* [Exercise brief] Take every line from the listing below that includes "krapula" and copy it.

* [Record extracts]
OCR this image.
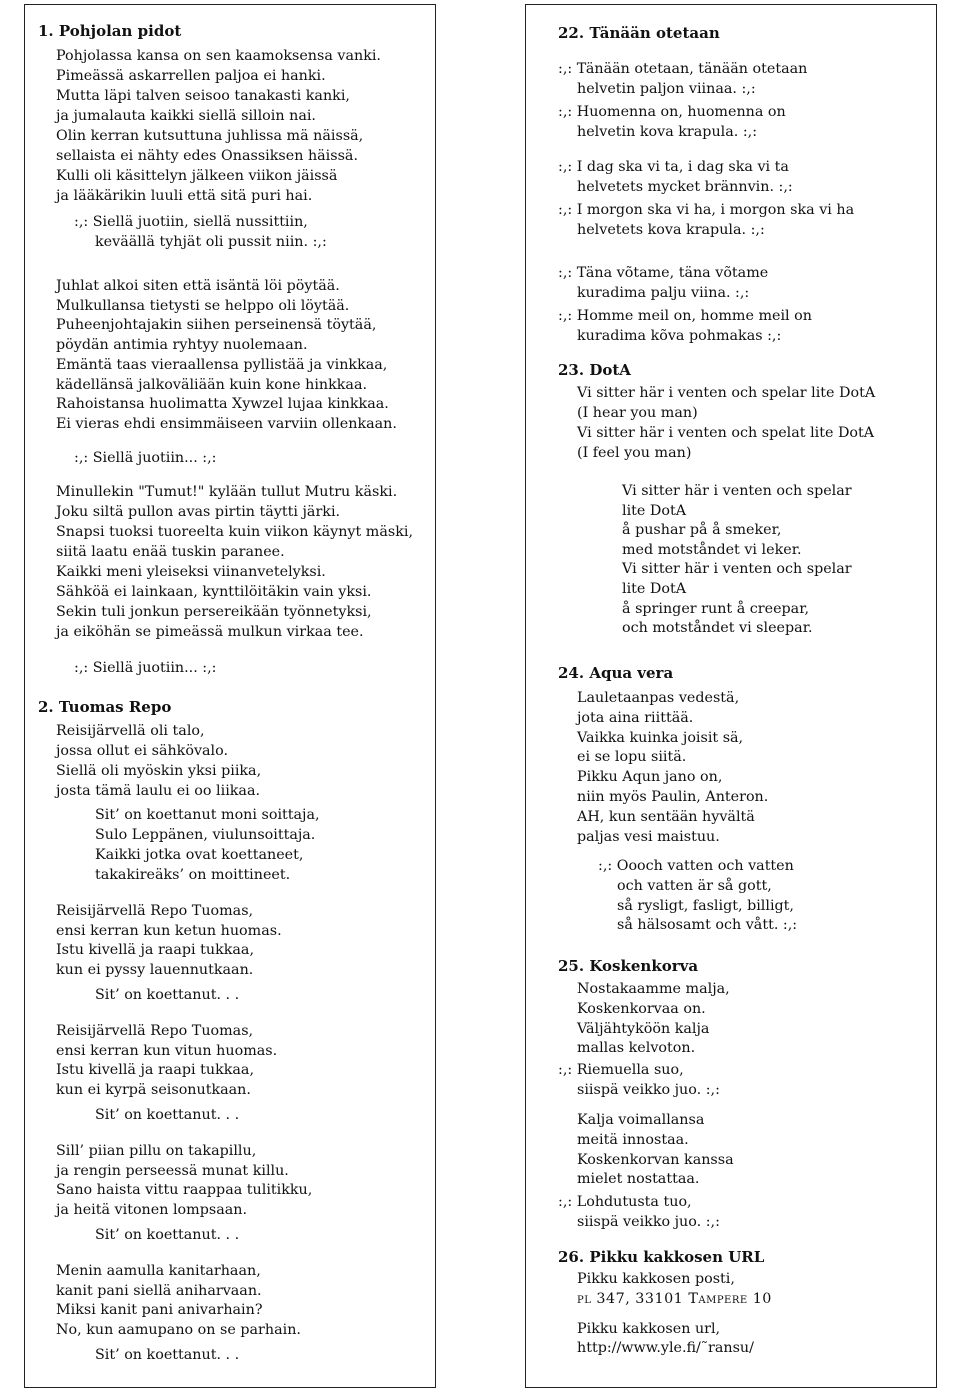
1. Pohjolan pidot
2. Tuomas Repo
22. Tänään otetaan
23. DotA
24. Aqua vera
25. Koskenkorva
26. Pikku kakkosen URL
:,: Siellä juotiin... :,:
:,: Siellä juotiin... :,:
Sit’ on koettanut. . .
Sit’ on koettanut. . .
Sit’ on koettanut. . .
Sit’ on koettanut. . .
Pikku kakkosen posti,
pl 347, 33101 Tampere 10
Pikku kakkosen url,
http://www.yle.fi/˜ransu/
Pohjolassa kansa on sen kaamoksensa vanki.
Pimeässä askarrellen paljoa ei hanki.
Mutta läpi talven seisoo tanakasti kanki,
ja jumalauta kaikki siellä silloin nai.
Olin kerran kutsuttuna juhlissa mä näissä,
sellaista ei nähty edes Onassiksen häissä.
Kulli oli käsittelyn jälkeen viikon jäissä
ja lääkärikin luuli että sitä puri hai.
:,: Siellä juotiin, siellä nussittiin,
keväällä tyhjät oli pussit niin. :,:
Juhlat alkoi siten että isäntä löi pöytää.
Mulkullansa tietysti se helppo oli löytää.
Puheenjohtajakin siihen perseinensä töytää,
pöydän antimia ryhtyy nuolemaan.
Emäntä taas vieraallensa pyllistää ja vinkkaa,
kädellänsä jalkoväliään kuin kone hinkkaa.
Rahoistansa huolimatta Xywzel lujaa kinkkaa.
Ei vieras ehdi ensimmäiseen varviin ollenkaan.
Minullekin "Tumut!" kylään tullut Mutru käski.
Joku siltä pullon avas pirtin täytti järki.
Snapsi tuoksi tuoreelta kuin viikon käynyt mäski,
siitä laatu enää tuskin paranee.
Kaikki meni yleiseksi viinanvetelyksi.
Sähköä ei lainkaan, kynttilöitäkin vain yksi.
Sekin tuli jonkun persereikään työnnetyksi,
ja eiköhän se pimeässä mulkun virkaa tee.
Reisijärvellä oli talo,
jossa ollut ei sähkövalo.
Siellä oli myöskin yksi piika,
josta tämä laulu ei oo liikaa.
Sit’ on koettanut moni soittaja,
Sulo Leppänen, viulunsoittaja.
Kaikki jotka ovat koettaneet,
takakireäks’ on moittineet.
Reisijärvellä Repo Tuomas,
ensi kerran kun ketun huomas.
Istu kivellä ja raapi tukkaa,
kun ei pyssy lauennutkaan.
Reisijärvellä Repo Tuomas,
ensi kerran kun vitun huomas.
Istu kivellä ja raapi tukkaa,
kun ei kyrpä seisonutkaan.
Sill’ piian pillu on takapillu,
ja rengin perseessä munat killu.
Sano haista vittu raappaa tulitikku,
ja heitä vitonen lompsaan.
Menin aamulla kanitarhaan,
kanit pani siellä aniharvaan.
Miksi kanit pani anivarhain?
No, kun aamupano on se parhain.
:,: Tänään otetaan, tänään otetaan
helvetin paljon viinaa. :,:
:,: Huomenna on, huomenna on
helvetin kova krapula. :,:
:,: I dag ska vi ta, i dag ska vi ta
helvetets mycket brännvin. :,:
:,: I morgon ska vi ha, i morgon ska vi ha
helvetets kova krapula. :,:
:,: Täna võtame, täna võtame
kuradima palju viina. :,:
:,: Homme meil on, homme meil on
kuradima kõva pohmakas :,:
Vi sitter här i venten och spelar lite DotA
(I hear you man)
Vi sitter här i venten och spelat lite DotA
(I feel you man)
Vi sitter här i venten och spelar
lite DotA
å pushar på å smeker,
med motståndet vi leker.
Vi sitter här i venten och spelar
lite DotA
å springer runt å creepar,
och motståndet vi sleepar.
Lauletaanpas vedestä,
jota aina riittää.
Vaikka kuinka joisit sä,
ei se lopu siitä.
Pikku Aqun jano on,
niin myös Paulin, Anteron.
AH, kun sentään hyvältä
paljas vesi maistuu.
:,: Oooch vatten och vatten
och vatten är så gott,
så rysligt, fasligt, billigt,
så hälsosamt och vått. :,:
Nostakaamme malja,
Koskenkorvaa on.
Väljähtyköön kalja
mallas kelvoton.
:,: Riemuella suo,
siispä veikko juo. :,:
Kalja voimallansa
meitä innostaa.
Koskenkorvan kanssa
mielet nostattaa.
:,: Lohdutusta tuo,
siispä veikko juo. :,:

* [Written answer]
helvetin kova krapula. :,:
helvetets kova krapula. :,:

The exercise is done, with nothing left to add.